== Extract to read ==

There are several highlights to this festival, one being the ambassadors' ball, where multicultural club members choose ambassadors to represent them year round at various events promoting their heritage. I should say that we have approximately 33 multicultural club members affiliated with our centre, so there is a connection there.
We have opening ceremonies and a parade in which where ambassadors and club members can march from our centre to the front steps of city hall--it's a short march--where the opening ceremonies are officially declared.
The third highlight would be the citizenship ceremonies where former clients and newcomers are actually sworn in as new Canadians, which is really a fantastic thing, and that's right at our centre.
The next highlight would be the approximately 26 open houses that are hosted by our club members, again celebrating and promoting multiculturalism through entertainment, traditional cuisine--food is always involved, of course--and artifact displays.
Then there is the final event, culminating in a local venue at the end of the festival.
What better way to demonstrate annually the ultimate settlement and successful integration of no less than 30 different multicultural groups in the area who have called St. Catharines/Niagara home for decades?
I'd like to move directly to programs that are offered at the centre. There are youth host programs, job search workshops, ESL LINC, child-minding services, and settlement services. All of these programs are funded in whole or in part by the federal government and CIC. What the government is providing us is crucial to our centre.
I'm going to go to recommendations and closing remarks.
We recommend to the committee that it implore the government to continue to fund centre programs that help newcomers integrate into St. Catharines/Niagara.
We ask you to please be cognizant of the softer skills programs, such as counselling, emotional support, and life skills training.
We ask the government to continue to respond to the special needs of refugees. Our centre in St. Catharines is located near the largest port of entry for refugees in Canada, the municipality of Fort Erie, which is about a 25-minute automobile drive from our city. Refugees may require more extensive education, training, retraining, and emotional support since many of them have suffered from violence and trauma.
We recommend that the government support professional development for staff to better serve our clients.
The last recommendation is that consideration be given to a program that deals directly with immediate outreach services support and assistance to clients upon arrival in their host community. My understanding is that there is such a program. I believe it's the RAP, for government-sponsored refugees. We're looking at something to serve the newcomers as well.
The federal government, Citizenship and Immigration Canada, and the Department of Canadian Heritage fund more than 90% of our programs. All of our programs assist newcomers to make an easier transition to life in St. Catharines/Niagara, Canada, without the duplication of services at our centre.

===

■ Required work ■
**1.** Answer these questions from the centre testimony:
(a) About how many multicultural club members are affiliated with the centre?
(b) Where are the citizenship ceremonies held?
(c) Which municipality is named as the largest port of entry for refugees in Canada?
**2.** Resume the centre testimony after its last sentence.
The listing after this point is separate material, unrelated to the centre testimony.

== Supplied records ==

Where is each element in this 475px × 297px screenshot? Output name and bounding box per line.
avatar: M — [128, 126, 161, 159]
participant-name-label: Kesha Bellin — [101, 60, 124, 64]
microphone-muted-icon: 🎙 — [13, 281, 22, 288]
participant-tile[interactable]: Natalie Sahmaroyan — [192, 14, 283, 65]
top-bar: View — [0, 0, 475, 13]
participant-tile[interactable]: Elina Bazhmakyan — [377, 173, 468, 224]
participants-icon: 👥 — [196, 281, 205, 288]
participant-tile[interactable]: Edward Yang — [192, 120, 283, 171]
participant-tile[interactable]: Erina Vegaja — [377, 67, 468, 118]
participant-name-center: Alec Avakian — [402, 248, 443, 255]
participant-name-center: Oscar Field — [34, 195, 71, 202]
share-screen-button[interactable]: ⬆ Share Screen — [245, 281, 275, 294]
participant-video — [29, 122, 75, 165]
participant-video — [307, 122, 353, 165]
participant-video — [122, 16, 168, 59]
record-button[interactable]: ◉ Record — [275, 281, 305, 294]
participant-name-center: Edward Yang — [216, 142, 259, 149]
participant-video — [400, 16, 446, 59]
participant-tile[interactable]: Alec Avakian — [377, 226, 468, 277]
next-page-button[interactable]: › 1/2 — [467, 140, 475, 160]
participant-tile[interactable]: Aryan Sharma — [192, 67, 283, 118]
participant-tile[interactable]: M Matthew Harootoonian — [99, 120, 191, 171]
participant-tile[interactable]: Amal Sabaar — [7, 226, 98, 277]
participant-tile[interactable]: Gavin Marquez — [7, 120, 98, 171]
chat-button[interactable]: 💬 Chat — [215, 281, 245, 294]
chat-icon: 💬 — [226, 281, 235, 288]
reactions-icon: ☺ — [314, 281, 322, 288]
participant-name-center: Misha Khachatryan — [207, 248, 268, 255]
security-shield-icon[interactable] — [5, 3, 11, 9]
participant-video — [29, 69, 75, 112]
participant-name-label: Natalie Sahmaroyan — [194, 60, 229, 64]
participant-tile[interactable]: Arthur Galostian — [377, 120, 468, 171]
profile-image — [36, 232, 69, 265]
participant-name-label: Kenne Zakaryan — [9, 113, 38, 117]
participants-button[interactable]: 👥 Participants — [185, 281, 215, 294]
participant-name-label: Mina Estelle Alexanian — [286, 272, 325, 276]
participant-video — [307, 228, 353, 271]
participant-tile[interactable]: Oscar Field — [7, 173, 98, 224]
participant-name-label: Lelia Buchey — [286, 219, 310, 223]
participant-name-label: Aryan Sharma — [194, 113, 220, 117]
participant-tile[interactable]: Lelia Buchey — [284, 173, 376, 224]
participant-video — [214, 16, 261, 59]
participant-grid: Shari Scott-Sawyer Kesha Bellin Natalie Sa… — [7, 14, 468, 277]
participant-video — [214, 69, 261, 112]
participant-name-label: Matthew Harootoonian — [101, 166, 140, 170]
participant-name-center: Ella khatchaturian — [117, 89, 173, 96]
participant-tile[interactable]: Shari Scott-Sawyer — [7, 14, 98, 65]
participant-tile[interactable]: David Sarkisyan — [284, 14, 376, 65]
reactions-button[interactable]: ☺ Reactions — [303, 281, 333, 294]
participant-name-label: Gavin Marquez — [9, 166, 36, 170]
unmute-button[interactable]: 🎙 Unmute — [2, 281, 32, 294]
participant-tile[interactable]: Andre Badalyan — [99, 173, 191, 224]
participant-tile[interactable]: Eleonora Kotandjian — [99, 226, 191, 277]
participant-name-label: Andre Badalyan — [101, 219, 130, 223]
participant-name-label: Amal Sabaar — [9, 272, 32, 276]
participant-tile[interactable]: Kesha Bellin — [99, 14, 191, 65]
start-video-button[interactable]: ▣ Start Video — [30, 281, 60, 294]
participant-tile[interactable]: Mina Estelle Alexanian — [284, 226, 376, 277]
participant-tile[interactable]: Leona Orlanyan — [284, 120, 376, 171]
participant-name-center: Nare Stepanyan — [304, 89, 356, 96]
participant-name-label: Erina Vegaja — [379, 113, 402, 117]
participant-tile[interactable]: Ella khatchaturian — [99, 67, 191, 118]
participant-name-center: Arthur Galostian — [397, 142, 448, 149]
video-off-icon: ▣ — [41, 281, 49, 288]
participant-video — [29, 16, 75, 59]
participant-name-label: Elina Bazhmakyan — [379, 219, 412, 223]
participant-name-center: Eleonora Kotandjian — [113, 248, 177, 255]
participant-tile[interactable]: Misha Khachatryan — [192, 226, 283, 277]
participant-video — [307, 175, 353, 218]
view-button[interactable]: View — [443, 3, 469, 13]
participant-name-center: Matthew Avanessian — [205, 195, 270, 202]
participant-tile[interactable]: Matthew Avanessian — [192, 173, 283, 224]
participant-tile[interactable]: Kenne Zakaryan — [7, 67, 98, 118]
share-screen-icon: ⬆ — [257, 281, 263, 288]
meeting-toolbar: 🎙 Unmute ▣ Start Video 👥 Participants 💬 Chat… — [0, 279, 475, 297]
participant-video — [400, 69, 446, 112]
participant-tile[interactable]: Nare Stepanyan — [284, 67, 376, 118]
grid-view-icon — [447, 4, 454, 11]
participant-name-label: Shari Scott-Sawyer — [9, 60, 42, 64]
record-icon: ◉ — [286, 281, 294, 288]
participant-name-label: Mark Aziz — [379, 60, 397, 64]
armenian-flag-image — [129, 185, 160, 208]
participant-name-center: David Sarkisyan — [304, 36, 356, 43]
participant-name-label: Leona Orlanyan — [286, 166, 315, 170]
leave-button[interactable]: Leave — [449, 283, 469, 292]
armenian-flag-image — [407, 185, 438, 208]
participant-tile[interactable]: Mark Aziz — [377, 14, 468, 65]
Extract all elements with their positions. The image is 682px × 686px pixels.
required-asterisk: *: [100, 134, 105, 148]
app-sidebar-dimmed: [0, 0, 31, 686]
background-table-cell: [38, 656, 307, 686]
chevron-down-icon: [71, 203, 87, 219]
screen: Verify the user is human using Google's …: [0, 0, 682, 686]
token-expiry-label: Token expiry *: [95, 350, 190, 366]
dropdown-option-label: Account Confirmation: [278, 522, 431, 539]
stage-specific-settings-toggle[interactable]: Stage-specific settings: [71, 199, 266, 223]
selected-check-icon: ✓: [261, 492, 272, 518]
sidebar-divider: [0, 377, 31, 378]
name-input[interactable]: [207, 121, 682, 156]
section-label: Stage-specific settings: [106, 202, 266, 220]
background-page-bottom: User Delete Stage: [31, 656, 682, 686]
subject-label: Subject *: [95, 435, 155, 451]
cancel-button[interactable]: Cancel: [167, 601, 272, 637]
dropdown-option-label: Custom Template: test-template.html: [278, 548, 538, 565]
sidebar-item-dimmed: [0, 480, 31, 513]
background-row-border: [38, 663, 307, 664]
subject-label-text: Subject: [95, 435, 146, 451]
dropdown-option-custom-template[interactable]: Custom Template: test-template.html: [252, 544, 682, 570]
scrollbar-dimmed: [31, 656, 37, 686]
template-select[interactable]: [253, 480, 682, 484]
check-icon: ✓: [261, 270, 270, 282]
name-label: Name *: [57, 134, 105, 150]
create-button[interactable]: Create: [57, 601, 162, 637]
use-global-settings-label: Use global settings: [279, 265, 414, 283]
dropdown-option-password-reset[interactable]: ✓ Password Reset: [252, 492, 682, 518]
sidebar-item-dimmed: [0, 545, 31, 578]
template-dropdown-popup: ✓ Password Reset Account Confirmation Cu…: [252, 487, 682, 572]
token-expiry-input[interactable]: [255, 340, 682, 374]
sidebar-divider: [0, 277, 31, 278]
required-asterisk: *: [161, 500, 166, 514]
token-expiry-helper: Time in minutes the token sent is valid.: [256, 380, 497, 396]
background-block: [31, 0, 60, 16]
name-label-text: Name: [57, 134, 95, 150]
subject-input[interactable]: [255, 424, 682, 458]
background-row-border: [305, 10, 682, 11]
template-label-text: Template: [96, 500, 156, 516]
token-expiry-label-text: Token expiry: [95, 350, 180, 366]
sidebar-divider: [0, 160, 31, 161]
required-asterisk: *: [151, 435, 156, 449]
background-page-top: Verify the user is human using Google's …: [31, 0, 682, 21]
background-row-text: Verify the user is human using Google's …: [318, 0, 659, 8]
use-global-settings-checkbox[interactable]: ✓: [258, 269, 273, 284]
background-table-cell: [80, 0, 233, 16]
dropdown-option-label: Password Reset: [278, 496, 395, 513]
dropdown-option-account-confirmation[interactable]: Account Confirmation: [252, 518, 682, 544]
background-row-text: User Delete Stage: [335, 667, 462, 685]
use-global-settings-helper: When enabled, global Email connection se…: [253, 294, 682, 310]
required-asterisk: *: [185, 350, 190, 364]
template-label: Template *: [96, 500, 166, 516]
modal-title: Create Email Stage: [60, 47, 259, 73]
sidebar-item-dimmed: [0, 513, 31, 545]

===

■ Responses by task ■
**1.**
(a) Approximately 33.
(b) Right at the centre.
(c) Fort Erie.

**2.**
At the centre we respect, love, promote, celebrate, and live plurality. The government is doing an outstanding job in supporting programs. Without the support of the federal government and all stakeholders, our centre would not exist.
There's an open invitation to honourable committee members and staff to contact any of our board members or any of our staff after we present today if you require any further information.
Thank you.
:
Thank you, Mr. Chairman.
Ladies and gentlemen, good morning. I'd like to start by thanking you for having invited us to testify before your committee. I'm very pleased to be here.
I'm going to talk to you about our organization which is located on the south shore of Montreal, in Brossard. We are a community organization made up of approximately 25 people, professionals working full time in the intake and integration of immigrants. Our organization is 35 years old. In fact, we'll soon be celebrating our 35th anniversary over the coming months, and we belong to a network of community organizations that are located in the Greater Montreal area and throughout Quebec. There are organizations involved uniquely with immigration that have been around for a very long time. I think this is a unique characteristic of Quebec, compared to the rest of Canada and to the rest of the world.
The organization's mission is to welcome and support the integration of immigrants, but also to create intercultural bridges. That is the hardest task of course. The third part of our mission is to advocate for immigrants' rights from the day of their arrival, and for their training. Our organization's mission is therefore threefold.
From the very beginning, our organization wanted to provide a type of single window for immigration services. When I say single window, I mean that the organization offers practically all the services that are necessary for newcomers. That involves language training, employment assistance, integration, and social services, as well as other services. Besides these fundamental services, we also create projects. Our organization often operates on a project basis in order to meet, when possible, particular requests or particular needs on the part of our clients, whether they be youth, or immigrant women, to help them, for example, integrate into decision-making networks, decision-making centres. For example, we assist young immigrants, along with Human Resources and Skills Development Canada, to find jobs very quickly. We therefore have an enormous number of projects. On average, we have four or five ongoing projects that may be repeated or that may change from year to year.
We are located in the Montreal south shore area which is an area that is receiving more and more immigrants for various reasons. People leave downtown Montreal in order to settle on the outskirts, whether that be the south shore or the north shore. This is a phenomenon that we have observed. Therefore we are feeling more and more pressure because we are the only organization providing general services in our area. We have sister organizations that are more specialized, for example, a small organization that is responsible for the Chinese community or an organization that provides specific activities and deals with immigrants. However, we are the only comprehensive organization that deals specifically with immigration. Obviously, we are starting to feel the pressure of increasing demand and our resources, our means, our expertise and our ability to intervene are not increasing at the same rate as demand. This is a serious problem.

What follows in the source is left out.